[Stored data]
····················

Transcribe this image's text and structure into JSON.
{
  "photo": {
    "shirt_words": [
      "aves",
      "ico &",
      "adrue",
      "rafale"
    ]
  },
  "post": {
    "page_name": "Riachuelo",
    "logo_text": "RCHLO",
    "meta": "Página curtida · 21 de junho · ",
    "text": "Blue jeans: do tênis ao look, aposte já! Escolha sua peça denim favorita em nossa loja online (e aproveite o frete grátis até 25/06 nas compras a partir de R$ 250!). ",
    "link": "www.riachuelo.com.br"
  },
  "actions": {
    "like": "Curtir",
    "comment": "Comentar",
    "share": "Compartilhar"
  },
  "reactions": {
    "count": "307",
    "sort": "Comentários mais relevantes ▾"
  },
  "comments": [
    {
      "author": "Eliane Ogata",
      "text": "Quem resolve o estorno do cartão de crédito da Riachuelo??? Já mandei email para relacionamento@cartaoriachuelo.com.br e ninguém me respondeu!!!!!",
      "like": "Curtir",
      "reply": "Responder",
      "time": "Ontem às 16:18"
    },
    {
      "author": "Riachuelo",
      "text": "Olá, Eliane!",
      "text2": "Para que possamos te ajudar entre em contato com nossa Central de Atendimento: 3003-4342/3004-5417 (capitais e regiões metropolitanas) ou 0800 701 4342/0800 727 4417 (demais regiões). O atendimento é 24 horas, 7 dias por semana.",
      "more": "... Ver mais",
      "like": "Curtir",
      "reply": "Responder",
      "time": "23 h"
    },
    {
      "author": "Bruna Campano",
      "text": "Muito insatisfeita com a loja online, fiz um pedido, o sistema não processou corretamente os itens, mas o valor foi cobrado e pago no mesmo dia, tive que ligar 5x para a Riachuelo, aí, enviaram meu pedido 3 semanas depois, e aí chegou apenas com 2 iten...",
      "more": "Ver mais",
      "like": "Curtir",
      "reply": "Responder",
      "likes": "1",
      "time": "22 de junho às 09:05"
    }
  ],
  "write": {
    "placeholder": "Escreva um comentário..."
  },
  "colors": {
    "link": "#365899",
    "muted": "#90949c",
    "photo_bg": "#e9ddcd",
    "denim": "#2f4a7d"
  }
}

····················

### What is expected
Reproduce the records above exactly as they appear.

### Answer
Transcribe this image's text and structure into JSON.
{
  "photo": {
    "shirt_words": [
      "aves",
      "ico &",
      "adrue",
      "rafale"
    ]
  },
  "post": {
    "page_name": "Riachuelo",
    "logo_text": "RCHLO",
    "meta": "Página curtida · 21 de junho · ",
    "text": "Blue jeans: do tênis ao look, aposte já! Escolha sua peça denim favorita em nossa loja online (e aproveite o frete grátis até 25/06 nas compras a partir de R$ 250!). ",
    "link": "www.riachuelo.com.br"
  },
  "actions": {
    "like": "Curtir",
    "comment": "Comentar",
    "share": "Compartilhar"
  },
  "reactions": {
    "count": "307",
    "sort": "Comentários mais relevantes ▾"
  },
  "comments": [
    {
      "author": "Eliane Ogata",
      "text": "Quem resolve o estorno do cartão de crédito da Riachuelo??? Já mandei email para relacionamento@cartaoriachuelo.com.br e ninguém me respondeu!!!!!",
      "like": "Curtir",
      "reply": "Responder",
      "time": "Ontem às 16:18"
    },
    {
      "author": "Riachuelo",
      "text": "Olá, Eliane!",
      "text2": "Para que possamos te ajudar entre em contato com nossa Central de Atendimento: 3003-4342/3004-5417 (capitais e regiões metropolitanas) ou 0800 701 4342/0800 727 4417 (demais regiões). O atendimento é 24 horas, 7 dias por semana.",
      "more": "... Ver mais",
      "like": "Curtir",
      "reply": "Responder",
      "time": "23 h"
    },
    {
      "author": "Bruna Campano",
      "text": "Muito insatisfeita com a loja online, fiz um pedido, o sistema não processou corretamente os itens, mas o valor foi cobrado e pago no mesmo dia, tive que ligar 5x para a Riachuelo, aí, enviaram meu pedido 3 semanas depois, e aí chegou apenas com 2 iten...",
      "more": "Ver mais",
      "like": "Curtir",
      "reply": "Responder",
      "likes": "1",
      "time": "22 de junho às 09:05"
    }
  ],
  "write": {
    "placeholder": "Escreva um comentário..."
  },
  "colors": {
    "link": "#365899",
    "muted": "#90949c",
    "photo_bg": "#e9ddcd",
    "denim": "#2f4a7d"
  }
}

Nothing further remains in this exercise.